* _Exercise requirements_:
Find the lines containing the word "Read" and copy every one of them.

Chart and figure data:

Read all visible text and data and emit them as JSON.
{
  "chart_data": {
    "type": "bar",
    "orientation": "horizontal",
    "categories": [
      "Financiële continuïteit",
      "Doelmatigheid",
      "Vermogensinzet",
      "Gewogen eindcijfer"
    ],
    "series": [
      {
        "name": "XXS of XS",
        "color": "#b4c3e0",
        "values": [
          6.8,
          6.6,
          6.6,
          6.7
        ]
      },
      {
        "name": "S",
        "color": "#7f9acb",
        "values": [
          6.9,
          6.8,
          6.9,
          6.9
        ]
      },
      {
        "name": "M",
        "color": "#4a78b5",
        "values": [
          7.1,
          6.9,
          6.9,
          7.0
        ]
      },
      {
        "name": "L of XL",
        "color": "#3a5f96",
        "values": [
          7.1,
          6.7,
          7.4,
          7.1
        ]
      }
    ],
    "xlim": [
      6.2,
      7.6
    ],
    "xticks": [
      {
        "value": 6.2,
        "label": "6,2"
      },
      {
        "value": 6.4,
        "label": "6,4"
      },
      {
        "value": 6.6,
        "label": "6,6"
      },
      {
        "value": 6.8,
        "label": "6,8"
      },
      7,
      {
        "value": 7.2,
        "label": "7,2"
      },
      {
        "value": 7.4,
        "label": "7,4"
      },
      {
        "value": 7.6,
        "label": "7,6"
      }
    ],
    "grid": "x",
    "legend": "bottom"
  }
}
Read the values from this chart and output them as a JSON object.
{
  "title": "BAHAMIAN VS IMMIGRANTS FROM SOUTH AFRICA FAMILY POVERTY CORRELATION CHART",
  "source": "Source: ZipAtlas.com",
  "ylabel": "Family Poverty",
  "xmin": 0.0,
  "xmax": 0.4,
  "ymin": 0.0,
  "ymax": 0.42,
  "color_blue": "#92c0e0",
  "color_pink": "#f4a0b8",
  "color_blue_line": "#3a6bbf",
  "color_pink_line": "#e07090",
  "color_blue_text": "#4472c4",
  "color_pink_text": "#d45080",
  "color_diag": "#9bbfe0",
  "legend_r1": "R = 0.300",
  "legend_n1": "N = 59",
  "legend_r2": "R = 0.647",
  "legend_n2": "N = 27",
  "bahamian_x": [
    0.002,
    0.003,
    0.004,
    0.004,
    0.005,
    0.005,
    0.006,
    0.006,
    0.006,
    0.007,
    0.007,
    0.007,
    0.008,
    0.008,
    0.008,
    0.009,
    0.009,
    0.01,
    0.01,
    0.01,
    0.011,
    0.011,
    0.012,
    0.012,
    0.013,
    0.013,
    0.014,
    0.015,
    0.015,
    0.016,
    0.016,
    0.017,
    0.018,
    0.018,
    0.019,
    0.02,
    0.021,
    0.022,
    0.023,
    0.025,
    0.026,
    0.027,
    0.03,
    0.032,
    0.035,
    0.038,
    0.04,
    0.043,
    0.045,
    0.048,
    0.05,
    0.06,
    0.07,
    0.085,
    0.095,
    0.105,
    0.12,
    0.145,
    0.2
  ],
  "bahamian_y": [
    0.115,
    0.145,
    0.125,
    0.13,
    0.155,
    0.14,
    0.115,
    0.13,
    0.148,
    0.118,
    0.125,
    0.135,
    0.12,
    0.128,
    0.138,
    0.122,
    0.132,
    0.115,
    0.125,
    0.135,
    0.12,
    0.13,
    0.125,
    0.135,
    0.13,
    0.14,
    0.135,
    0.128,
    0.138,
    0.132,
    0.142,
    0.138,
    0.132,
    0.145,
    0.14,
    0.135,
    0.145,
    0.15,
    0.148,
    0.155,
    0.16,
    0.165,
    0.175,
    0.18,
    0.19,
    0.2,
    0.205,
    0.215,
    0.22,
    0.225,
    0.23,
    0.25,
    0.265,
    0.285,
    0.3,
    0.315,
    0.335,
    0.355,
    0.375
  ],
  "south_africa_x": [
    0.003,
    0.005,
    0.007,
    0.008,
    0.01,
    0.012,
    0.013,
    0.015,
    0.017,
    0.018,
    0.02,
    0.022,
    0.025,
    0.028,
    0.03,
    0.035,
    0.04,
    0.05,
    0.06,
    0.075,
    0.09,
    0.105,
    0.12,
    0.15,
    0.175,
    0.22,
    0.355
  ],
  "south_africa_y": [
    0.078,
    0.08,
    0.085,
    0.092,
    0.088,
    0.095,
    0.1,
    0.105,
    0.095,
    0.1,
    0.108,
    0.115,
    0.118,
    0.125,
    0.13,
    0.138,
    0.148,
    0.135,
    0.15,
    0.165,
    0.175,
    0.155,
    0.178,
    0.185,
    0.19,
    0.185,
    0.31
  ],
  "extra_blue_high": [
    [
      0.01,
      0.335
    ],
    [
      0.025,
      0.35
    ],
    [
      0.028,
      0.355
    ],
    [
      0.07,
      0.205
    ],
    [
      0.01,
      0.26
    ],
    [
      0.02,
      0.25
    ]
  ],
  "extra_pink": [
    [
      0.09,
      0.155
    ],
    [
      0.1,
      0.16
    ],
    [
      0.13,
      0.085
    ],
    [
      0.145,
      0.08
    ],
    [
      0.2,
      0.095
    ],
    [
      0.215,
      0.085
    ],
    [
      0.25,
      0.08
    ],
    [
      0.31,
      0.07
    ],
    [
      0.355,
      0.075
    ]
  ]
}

* _Solution for this exercise_:
Read all visible text and data and emit them as JSON.
Read the values from this chart and output them as a JSON object.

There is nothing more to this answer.